> **WRITTEN REQUEST**:
Count the lines in the data below that contain the string "schema", treating uppercase and lowercase as different. Give only the number.

> **DATA PROVIDED**:
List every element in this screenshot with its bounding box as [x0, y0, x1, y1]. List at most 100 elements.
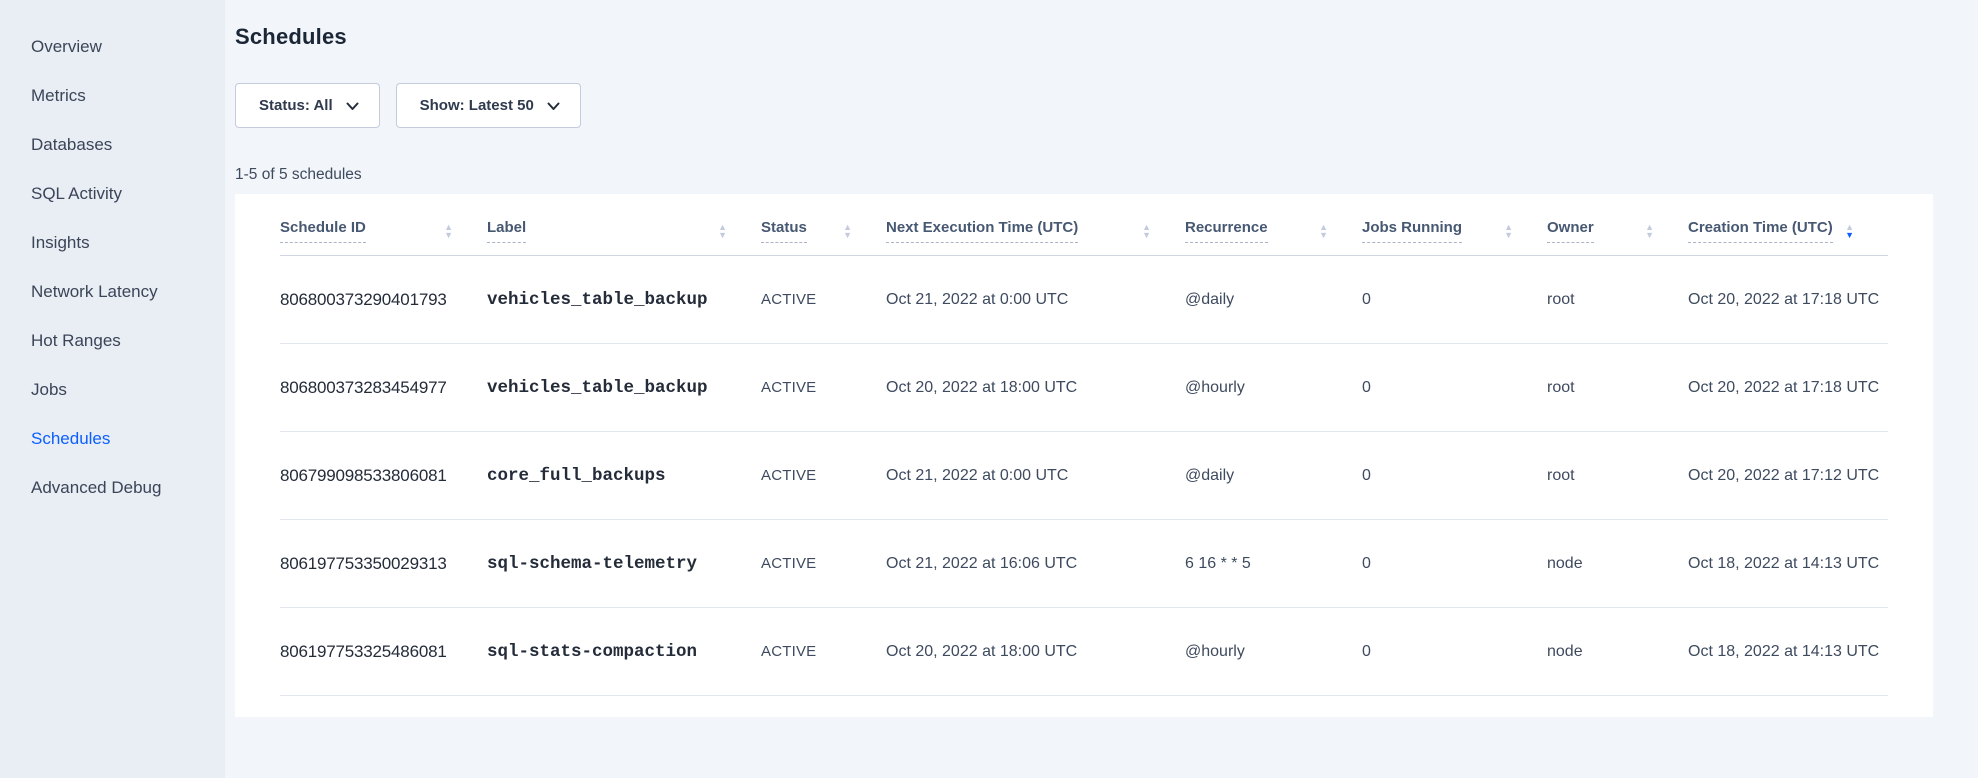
cell-schedule-id: 806800373290401793 [280, 289, 447, 309]
sidebar-item-sql-activity[interactable]: SQL Activity [31, 184, 123, 203]
sidebar-item-metrics[interactable]: Metrics [31, 86, 86, 105]
cell-creation-time: Oct 20, 2022 at 17:18 UTC [1688, 290, 1880, 308]
status-filter-label: Status: All [259, 97, 333, 114]
sort-desc-icon: ▼ [843, 229, 852, 240]
column-header-label: Status [761, 219, 807, 243]
column-header-label: Next Execution Time (UTC) [886, 219, 1079, 243]
column-header-owner[interactable]: Owner ▲ ▼ [1547, 194, 1688, 255]
column-header-label: Owner [1547, 219, 1594, 243]
cell-jobs-running: 0 [1362, 290, 1371, 308]
cell-next-execution-time: Oct 20, 2022 at 18:00 UTC [886, 642, 1078, 660]
cell-jobs-running: 0 [1362, 554, 1371, 572]
cell-creation-time: Oct 20, 2022 at 17:18 UTC [1688, 378, 1880, 396]
column-header-label: Jobs Running [1362, 219, 1462, 243]
cell-next-execution-time: Oct 21, 2022 at 0:00 UTC [886, 290, 1069, 308]
cell-recurrence: @hourly [1185, 642, 1245, 660]
table-header-row: Schedule ID ▲ ▼ Label ▲ ▼ Status ▲ ▼ Next Executi… [280, 194, 1888, 256]
sort-asc-icon: ▲ [1845, 221, 1854, 232]
sidebar-item-network-latency[interactable]: Network Latency [31, 282, 158, 301]
cell-creation-time: Oct 18, 2022 at 14:13 UTC [1688, 642, 1880, 660]
sort-desc-icon: ▼ [1845, 229, 1854, 240]
table-row: 806197753325486081 sql-stats-compaction AC… [280, 608, 1888, 696]
sidebar-item-hot-ranges[interactable]: Hot Ranges [31, 331, 121, 350]
cell-creation-time: Oct 18, 2022 at 14:13 UTC [1688, 554, 1880, 572]
sort-desc-icon: ▼ [444, 229, 453, 240]
cell-schedule-id: 806800373283454977 [280, 377, 447, 397]
cell-next-execution-time: Oct 21, 2022 at 16:06 UTC [886, 554, 1078, 572]
sidebar-item-jobs[interactable]: Jobs [31, 380, 67, 399]
cell-next-execution-time: Oct 21, 2022 at 0:00 UTC [886, 466, 1069, 484]
sort-icon[interactable]: ▲ ▼ [1645, 222, 1654, 239]
cell-label: core_full_backups [487, 465, 666, 486]
cell-recurrence: @daily [1185, 466, 1235, 484]
sort-asc-icon: ▲ [444, 221, 453, 232]
sidebar-item-databases[interactable]: Databases [31, 135, 113, 154]
show-filter-label: Show: Latest 50 [419, 97, 534, 114]
cell-status: ACTIVE [761, 643, 817, 660]
sort-asc-icon: ▲ [843, 221, 852, 232]
sort-desc-icon: ▼ [1142, 229, 1151, 240]
cell-schedule-id: 806799098533806081 [280, 465, 447, 485]
cell-owner: root [1547, 290, 1575, 308]
sort-desc-icon: ▼ [718, 229, 727, 240]
table-row: 806800373290401793 vehicles_table_backup A… [280, 256, 1888, 344]
sort-icon[interactable]: ▲ ▼ [444, 221, 453, 240]
cell-recurrence: @daily [1185, 290, 1235, 308]
column-header-next-execution-time-utc[interactable]: Next Execution Time (UTC) ▲ ▼ [886, 194, 1185, 255]
column-header-label: Schedule ID [280, 219, 366, 243]
sort-icon[interactable]: ▲ ▼ [1319, 221, 1328, 240]
sort-icon[interactable]: ▲ ▼ [1142, 221, 1151, 240]
column-header-label: Label [487, 219, 527, 243]
cell-owner: node [1547, 554, 1583, 572]
cell-status: ACTIVE [761, 467, 817, 484]
column-header-recurrence[interactable]: Recurrence ▲ ▼ [1185, 194, 1362, 255]
cell-status: ACTIVE [761, 379, 817, 396]
sort-icon[interactable]: ▲ ▼ [1845, 221, 1854, 240]
sort-desc-icon: ▼ [1504, 229, 1513, 240]
sort-asc-icon: ▲ [718, 221, 727, 232]
cell-owner: node [1547, 642, 1583, 660]
sort-icon[interactable]: ▲ ▼ [718, 221, 727, 240]
cell-recurrence: 6 16 * * 5 [1185, 554, 1251, 572]
column-header-label: Recurrence [1185, 219, 1268, 243]
chevron-down-icon [346, 102, 359, 111]
column-header-jobs-running[interactable]: Jobs Running ▲ ▼ [1362, 194, 1547, 255]
sidebar-item-schedules[interactable]: Schedules [31, 429, 111, 448]
sort-desc-icon: ▼ [1319, 229, 1328, 240]
table-body: 806800373290401793 vehicles_table_backup A… [280, 256, 1888, 696]
cell-recurrence: @hourly [1185, 378, 1245, 396]
sort-icon[interactable]: ▲ ▼ [843, 221, 852, 240]
results-count: 1-5 of 5 schedules [235, 166, 362, 183]
cell-label: sql-schema-telemetry [487, 553, 698, 574]
cell-schedule-id: 806197753325486081 [280, 641, 447, 661]
cell-owner: root [1547, 378, 1575, 396]
sort-asc-icon: ▲ [1142, 221, 1151, 232]
show-filter-dropdown[interactable]: Show: Latest 50 [395, 83, 581, 128]
sort-asc-icon: ▲ [1319, 221, 1328, 232]
column-header-label[interactable]: Label ▲ ▼ [487, 194, 761, 255]
sort-asc-icon: ▲ [1504, 221, 1513, 232]
cell-jobs-running: 0 [1362, 642, 1371, 660]
cell-creation-time: Oct 20, 2022 at 17:12 UTC [1688, 466, 1880, 484]
cell-schedule-id: 806197753350029313 [280, 553, 447, 573]
sort-icon[interactable]: ▲ ▼ [1504, 221, 1513, 240]
table-row: 806800373283454977 vehicles_table_backup A… [280, 344, 1888, 432]
schedules-table-card: Schedule ID ▲ ▼ Label ▲ ▼ Status ▲ ▼ Next Executi… [235, 194, 1933, 717]
column-header-creation-time-utc[interactable]: Creation Time (UTC) ▲ ▼ [1688, 194, 1888, 255]
table-row: 806197753350029313 sql-schema-telemetry AC… [280, 520, 1888, 608]
chevron-down-icon [547, 102, 560, 111]
main-content: Schedules Status: All Show: Latest 50 1-… [225, 0, 1978, 778]
sidebar: Overview Metrics Databases SQL Activity Insi… [0, 0, 225, 778]
cell-status: ACTIVE [761, 555, 817, 572]
filters-bar: Status: All Show: Latest 50 [235, 83, 1933, 128]
sidebar-item-advanced-debug[interactable]: Advanced Debug [31, 478, 162, 497]
status-filter-dropdown[interactable]: Status: All [235, 83, 380, 128]
column-header-schedule-id[interactable]: Schedule ID ▲ ▼ [280, 194, 487, 255]
cell-label: vehicles_table_backup [487, 377, 708, 398]
cell-status: ACTIVE [761, 291, 817, 308]
column-header-status[interactable]: Status ▲ ▼ [761, 194, 886, 255]
sidebar-item-insights[interactable]: Insights [31, 233, 90, 252]
cell-next-execution-time: Oct 20, 2022 at 18:00 UTC [886, 378, 1078, 396]
sidebar-item-overview[interactable]: Overview [31, 37, 102, 56]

> **RESULT BELOW**:
2